When we met in Saint Louis a little less than a year ago in the fiftieth annual convention of our Association, we all know that the end of our long struggle was near. We knew this without a reservation of a doubt. We comprehended the truth of Victor Hugo's sage epigram, "There is one thing more powerful than kings and armies—the idea whose time has come to move." We knew that the time for our idea was here. Since that date as state after state has joined the list of the ratified we have seen our idea, our cause move forward dramatically, majestically into its appropriate place as part of the construction of our nation.

We have no official proclamation to make announcing that our amendment has been ratified by the necessary thirty-six states; but the ratifications already completed and the special legislative sessions already called for ratification bring us within a very few of the required number. There is no earthly power that can do more than delay by a trifle the final enfranchisement of women.

[Data extracted from a collection]
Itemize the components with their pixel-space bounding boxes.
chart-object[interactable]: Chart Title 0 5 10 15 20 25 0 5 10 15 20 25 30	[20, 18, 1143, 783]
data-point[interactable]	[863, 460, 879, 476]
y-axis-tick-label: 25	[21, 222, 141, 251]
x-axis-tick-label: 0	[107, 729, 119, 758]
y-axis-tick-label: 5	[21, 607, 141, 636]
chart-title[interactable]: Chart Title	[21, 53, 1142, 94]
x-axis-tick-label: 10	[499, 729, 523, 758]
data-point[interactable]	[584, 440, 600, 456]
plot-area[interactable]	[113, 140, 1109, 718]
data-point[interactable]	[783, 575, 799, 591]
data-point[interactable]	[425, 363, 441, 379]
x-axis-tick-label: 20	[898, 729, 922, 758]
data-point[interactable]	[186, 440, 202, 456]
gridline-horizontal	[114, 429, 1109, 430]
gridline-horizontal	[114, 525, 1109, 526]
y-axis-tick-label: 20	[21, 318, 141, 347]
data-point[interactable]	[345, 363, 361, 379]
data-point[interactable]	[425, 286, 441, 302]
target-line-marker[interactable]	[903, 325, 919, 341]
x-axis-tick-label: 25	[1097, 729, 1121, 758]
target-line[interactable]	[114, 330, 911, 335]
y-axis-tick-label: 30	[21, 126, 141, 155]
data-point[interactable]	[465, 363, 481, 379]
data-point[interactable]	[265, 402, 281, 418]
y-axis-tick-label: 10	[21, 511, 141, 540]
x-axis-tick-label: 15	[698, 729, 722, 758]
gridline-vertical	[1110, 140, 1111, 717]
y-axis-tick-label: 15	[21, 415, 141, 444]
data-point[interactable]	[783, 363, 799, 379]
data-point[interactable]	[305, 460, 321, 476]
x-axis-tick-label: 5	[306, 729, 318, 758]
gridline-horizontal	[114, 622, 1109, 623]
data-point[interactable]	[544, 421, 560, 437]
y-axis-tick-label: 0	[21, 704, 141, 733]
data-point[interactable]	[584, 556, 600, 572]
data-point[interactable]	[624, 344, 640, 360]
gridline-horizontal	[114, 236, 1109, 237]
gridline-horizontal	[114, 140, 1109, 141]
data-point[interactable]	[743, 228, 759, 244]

Work instructions:
A: In the text about ratifying the amendment, list every sentence that begins with the word "We".
B: Pull out every line of the records that contains the word "target".

Responses to the tasks:
A:
- We knew this without a reservation of a doubt.
- We comprehended the truth of Victor Hugo's sage epigram, "There is one thing more powerful than kings and armies—the idea whose time has come to move."
- We knew that the time for our idea was here.
- We have no official proclamation to make announcing that our amendment has been ratified by the necessary thirty-six states; but the ratifications already completed and the special legislative sessions already called for ratification bring us within a very few of the required number.

B:
target-line-marker[interactable]	[903, 325, 919, 341]
target-line[interactable]	[114, 330, 911, 335]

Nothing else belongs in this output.